• [Task statement]:
Without skipping anything, write out each record below exactly.

⁂

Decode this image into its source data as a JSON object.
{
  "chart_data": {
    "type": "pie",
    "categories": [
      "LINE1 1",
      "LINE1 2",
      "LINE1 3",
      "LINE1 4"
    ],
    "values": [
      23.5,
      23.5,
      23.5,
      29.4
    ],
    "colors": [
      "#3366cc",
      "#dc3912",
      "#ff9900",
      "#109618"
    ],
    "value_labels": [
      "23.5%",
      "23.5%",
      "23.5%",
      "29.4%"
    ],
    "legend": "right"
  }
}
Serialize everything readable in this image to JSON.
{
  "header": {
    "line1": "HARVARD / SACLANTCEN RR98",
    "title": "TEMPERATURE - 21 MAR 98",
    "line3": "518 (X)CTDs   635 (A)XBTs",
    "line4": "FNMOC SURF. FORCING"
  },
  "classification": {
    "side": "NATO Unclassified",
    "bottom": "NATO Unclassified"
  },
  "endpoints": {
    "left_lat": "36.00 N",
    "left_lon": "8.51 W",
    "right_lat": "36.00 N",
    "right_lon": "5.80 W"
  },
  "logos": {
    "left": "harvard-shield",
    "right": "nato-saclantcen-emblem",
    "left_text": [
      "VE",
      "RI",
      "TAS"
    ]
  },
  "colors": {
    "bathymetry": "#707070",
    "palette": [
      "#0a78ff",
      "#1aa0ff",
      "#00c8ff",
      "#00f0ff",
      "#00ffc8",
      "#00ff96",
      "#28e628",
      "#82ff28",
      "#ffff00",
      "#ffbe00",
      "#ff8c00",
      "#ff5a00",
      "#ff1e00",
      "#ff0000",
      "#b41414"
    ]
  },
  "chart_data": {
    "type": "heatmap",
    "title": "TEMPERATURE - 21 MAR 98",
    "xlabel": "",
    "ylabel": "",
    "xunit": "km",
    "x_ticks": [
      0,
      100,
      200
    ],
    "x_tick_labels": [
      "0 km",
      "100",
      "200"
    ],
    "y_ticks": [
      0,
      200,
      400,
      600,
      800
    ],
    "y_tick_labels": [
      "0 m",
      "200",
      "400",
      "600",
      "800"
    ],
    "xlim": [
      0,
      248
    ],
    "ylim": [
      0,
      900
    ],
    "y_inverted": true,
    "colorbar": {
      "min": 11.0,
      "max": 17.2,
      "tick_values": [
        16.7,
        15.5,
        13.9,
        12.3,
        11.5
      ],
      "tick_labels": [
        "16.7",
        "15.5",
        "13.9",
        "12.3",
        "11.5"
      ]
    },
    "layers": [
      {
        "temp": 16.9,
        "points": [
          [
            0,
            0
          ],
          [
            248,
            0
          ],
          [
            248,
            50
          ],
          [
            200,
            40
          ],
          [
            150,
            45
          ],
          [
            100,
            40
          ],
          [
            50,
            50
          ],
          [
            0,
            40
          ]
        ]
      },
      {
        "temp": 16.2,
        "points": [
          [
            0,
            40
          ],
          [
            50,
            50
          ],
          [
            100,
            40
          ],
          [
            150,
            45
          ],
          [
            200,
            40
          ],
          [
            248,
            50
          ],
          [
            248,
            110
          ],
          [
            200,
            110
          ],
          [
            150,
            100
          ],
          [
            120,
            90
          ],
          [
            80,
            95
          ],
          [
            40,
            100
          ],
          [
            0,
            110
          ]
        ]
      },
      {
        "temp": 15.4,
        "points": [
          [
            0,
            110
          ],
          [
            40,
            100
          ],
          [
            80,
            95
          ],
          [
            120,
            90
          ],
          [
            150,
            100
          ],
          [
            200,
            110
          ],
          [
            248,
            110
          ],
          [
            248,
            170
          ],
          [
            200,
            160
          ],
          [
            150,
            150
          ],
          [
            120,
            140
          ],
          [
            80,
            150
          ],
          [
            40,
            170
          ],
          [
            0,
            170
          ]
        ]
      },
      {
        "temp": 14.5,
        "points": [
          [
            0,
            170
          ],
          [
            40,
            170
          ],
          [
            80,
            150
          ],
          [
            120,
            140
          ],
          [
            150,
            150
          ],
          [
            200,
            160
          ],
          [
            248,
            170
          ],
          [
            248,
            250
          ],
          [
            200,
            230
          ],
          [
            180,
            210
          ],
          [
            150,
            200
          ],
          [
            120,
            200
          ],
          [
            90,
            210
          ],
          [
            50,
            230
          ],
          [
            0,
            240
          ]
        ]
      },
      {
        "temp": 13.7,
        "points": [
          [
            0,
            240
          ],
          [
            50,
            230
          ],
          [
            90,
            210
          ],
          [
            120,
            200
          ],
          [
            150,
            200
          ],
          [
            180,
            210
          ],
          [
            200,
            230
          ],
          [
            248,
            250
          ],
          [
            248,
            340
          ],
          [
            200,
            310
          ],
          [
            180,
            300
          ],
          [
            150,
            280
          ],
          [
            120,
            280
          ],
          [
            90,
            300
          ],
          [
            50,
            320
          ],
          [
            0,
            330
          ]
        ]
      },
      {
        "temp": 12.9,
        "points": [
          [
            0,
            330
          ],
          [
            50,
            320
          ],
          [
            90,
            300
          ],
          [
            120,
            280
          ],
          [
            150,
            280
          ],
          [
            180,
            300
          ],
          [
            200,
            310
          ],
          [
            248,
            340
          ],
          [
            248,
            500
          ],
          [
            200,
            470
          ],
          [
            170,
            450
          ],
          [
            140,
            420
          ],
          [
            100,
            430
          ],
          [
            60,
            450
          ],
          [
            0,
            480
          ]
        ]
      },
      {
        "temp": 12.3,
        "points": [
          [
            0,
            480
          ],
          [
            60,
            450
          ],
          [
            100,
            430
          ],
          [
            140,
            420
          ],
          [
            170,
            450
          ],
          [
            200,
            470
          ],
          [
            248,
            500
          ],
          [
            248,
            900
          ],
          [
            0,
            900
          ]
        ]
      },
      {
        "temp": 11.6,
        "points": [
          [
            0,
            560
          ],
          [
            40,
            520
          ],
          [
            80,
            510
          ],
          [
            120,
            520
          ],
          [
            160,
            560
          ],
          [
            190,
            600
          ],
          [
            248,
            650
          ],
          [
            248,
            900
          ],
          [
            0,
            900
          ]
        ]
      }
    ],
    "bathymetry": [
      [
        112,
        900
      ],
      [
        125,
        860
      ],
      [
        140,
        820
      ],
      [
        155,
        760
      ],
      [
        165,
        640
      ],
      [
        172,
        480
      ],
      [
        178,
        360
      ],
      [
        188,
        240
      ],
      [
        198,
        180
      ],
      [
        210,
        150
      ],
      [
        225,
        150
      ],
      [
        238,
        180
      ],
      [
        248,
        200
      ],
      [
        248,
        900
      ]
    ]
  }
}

⁂

• [Written answer]:
Decode this image into its source data as a JSON object.
{
  "chart_data": {
    "type": "pie",
    "categories": [
      "LINE1 1",
      "LINE1 2",
      "LINE1 3",
      "LINE1 4"
    ],
    "values": [
      23.5,
      23.5,
      23.5,
      29.4
    ],
    "colors": [
      "#3366cc",
      "#dc3912",
      "#ff9900",
      "#109618"
    ],
    "value_labels": [
      "23.5%",
      "23.5%",
      "23.5%",
      "29.4%"
    ],
    "legend": "right"
  }
}
Serialize everything readable in this image to JSON.
{
  "header": {
    "line1": "HARVARD / SACLANTCEN RR98",
    "title": "TEMPERATURE - 21 MAR 98",
    "line3": "518 (X)CTDs   635 (A)XBTs",
    "line4": "FNMOC SURF. FORCING"
  },
  "classification": {
    "side": "NATO Unclassified",
    "bottom": "NATO Unclassified"
  },
  "endpoints": {
    "left_lat": "36.00 N",
    "left_lon": "8.51 W",
    "right_lat": "36.00 N",
    "right_lon": "5.80 W"
  },
  "logos": {
    "left": "harvard-shield",
    "right": "nato-saclantcen-emblem",
    "left_text": [
      "VE",
      "RI",
      "TAS"
    ]
  },
  "colors": {
    "bathymetry": "#707070",
    "palette": [
      "#0a78ff",
      "#1aa0ff",
      "#00c8ff",
      "#00f0ff",
      "#00ffc8",
      "#00ff96",
      "#28e628",
      "#82ff28",
      "#ffff00",
      "#ffbe00",
      "#ff8c00",
      "#ff5a00",
      "#ff1e00",
      "#ff0000",
      "#b41414"
    ]
  },
  "chart_data": {
    "type": "heatmap",
    "title": "TEMPERATURE - 21 MAR 98",
    "xlabel": "",
    "ylabel": "",
    "xunit": "km",
    "x_ticks": [
      0,
      100,
      200
    ],
    "x_tick_labels": [
      "0 km",
      "100",
      "200"
    ],
    "y_ticks": [
      0,
      200,
      400,
      600,
      800
    ],
    "y_tick_labels": [
      "0 m",
      "200",
      "400",
      "600",
      "800"
    ],
    "xlim": [
      0,
      248
    ],
    "ylim": [
      0,
      900
    ],
    "y_inverted": true,
    "colorbar": {
      "min": 11.0,
      "max": 17.2,
      "tick_values": [
        16.7,
        15.5,
        13.9,
        12.3,
        11.5
      ],
      "tick_labels": [
        "16.7",
        "15.5",
        "13.9",
        "12.3",
        "11.5"
      ]
    },
    "layers": [
      {
        "temp": 16.9,
        "points": [
          [
            0,
            0
          ],
          [
            248,
            0
          ],
          [
            248,
            50
          ],
          [
            200,
            40
          ],
          [
            150,
            45
          ],
          [
            100,
            40
          ],
          [
            50,
            50
          ],
          [
            0,
            40
          ]
        ]
      },
      {
        "temp": 16.2,
        "points": [
          [
            0,
            40
          ],
          [
            50,
            50
          ],
          [
            100,
            40
          ],
          [
            150,
            45
          ],
          [
            200,
            40
          ],
          [
            248,
            50
          ],
          [
            248,
            110
          ],
          [
            200,
            110
          ],
          [
            150,
            100
          ],
          [
            120,
            90
          ],
          [
            80,
            95
          ],
          [
            40,
            100
          ],
          [
            0,
            110
          ]
        ]
      },
      {
        "temp": 15.4,
        "points": [
          [
            0,
            110
          ],
          [
            40,
            100
          ],
          [
            80,
            95
          ],
          [
            120,
            90
          ],
          [
            150,
            100
          ],
          [
            200,
            110
          ],
          [
            248,
            110
          ],
          [
            248,
            170
          ],
          [
            200,
            160
          ],
          [
            150,
            150
          ],
          [
            120,
            140
          ],
          [
            80,
            150
          ],
          [
            40,
            170
          ],
          [
            0,
            170
          ]
        ]
      },
      {
        "temp": 14.5,
        "points": [
          [
            0,
            170
          ],
          [
            40,
            170
          ],
          [
            80,
            150
          ],
          [
            120,
            140
          ],
          [
            150,
            150
          ],
          [
            200,
            160
          ],
          [
            248,
            170
          ],
          [
            248,
            250
          ],
          [
            200,
            230
          ],
          [
            180,
            210
          ],
          [
            150,
            200
          ],
          [
            120,
            200
          ],
          [
            90,
            210
          ],
          [
            50,
            230
          ],
          [
            0,
            240
          ]
        ]
      },
      {
        "temp": 13.7,
        "points": [
          [
            0,
            240
          ],
          [
            50,
            230
          ],
          [
            90,
            210
          ],
          [
            120,
            200
          ],
          [
            150,
            200
          ],
          [
            180,
            210
          ],
          [
            200,
            230
          ],
          [
            248,
            250
          ],
          [
            248,
            340
          ],
          [
            200,
            310
          ],
          [
            180,
            300
          ],
          [
            150,
            280
          ],
          [
            120,
            280
          ],
          [
            90,
            300
          ],
          [
            50,
            320
          ],
          [
            0,
            330
          ]
        ]
      },
      {
        "temp": 12.9,
        "points": [
          [
            0,
            330
          ],
          [
            50,
            320
          ],
          [
            90,
            300
          ],
          [
            120,
            280
          ],
          [
            150,
            280
          ],
          [
            180,
            300
          ],
          [
            200,
            310
          ],
          [
            248,
            340
          ],
          [
            248,
            500
          ],
          [
            200,
            470
          ],
          [
            170,
            450
          ],
          [
            140,
            420
          ],
          [
            100,
            430
          ],
          [
            60,
            450
          ],
          [
            0,
            480
          ]
        ]
      },
      {
        "temp": 12.3,
        "points": [
          [
            0,
            480
          ],
          [
            60,
            450
          ],
          [
            100,
            430
          ],
          [
            140,
            420
          ],
          [
            170,
            450
          ],
          [
            200,
            470
          ],
          [
            248,
            500
          ],
          [
            248,
            900
          ],
          [
            0,
            900
          ]
        ]
      },
      {
        "temp": 11.6,
        "points": [
          [
            0,
            560
          ],
          [
            40,
            520
          ],
          [
            80,
            510
          ],
          [
            120,
            520
          ],
          [
            160,
            560
          ],
          [
            190,
            600
          ],
          [
            248,
            650
          ],
          [
            248,
            900
          ],
          [
            0,
            900
          ]
        ]
      }
    ],
    "bathymetry": [
      [
        112,
        900
      ],
      [
        125,
        860
      ],
      [
        140,
        820
      ],
      [
        155,
        760
      ],
      [
        165,
        640
      ],
      [
        172,
        480
      ],
      [
        178,
        360
      ],
      [
        188,
        240
      ],
      [
        198,
        180
      ],
      [
        210,
        150
      ],
      [
        225,
        150
      ],
      [
        238,
        180
      ],
      [
        248,
        200
      ],
      [
        248,
        900
      ]
    ]
  }
}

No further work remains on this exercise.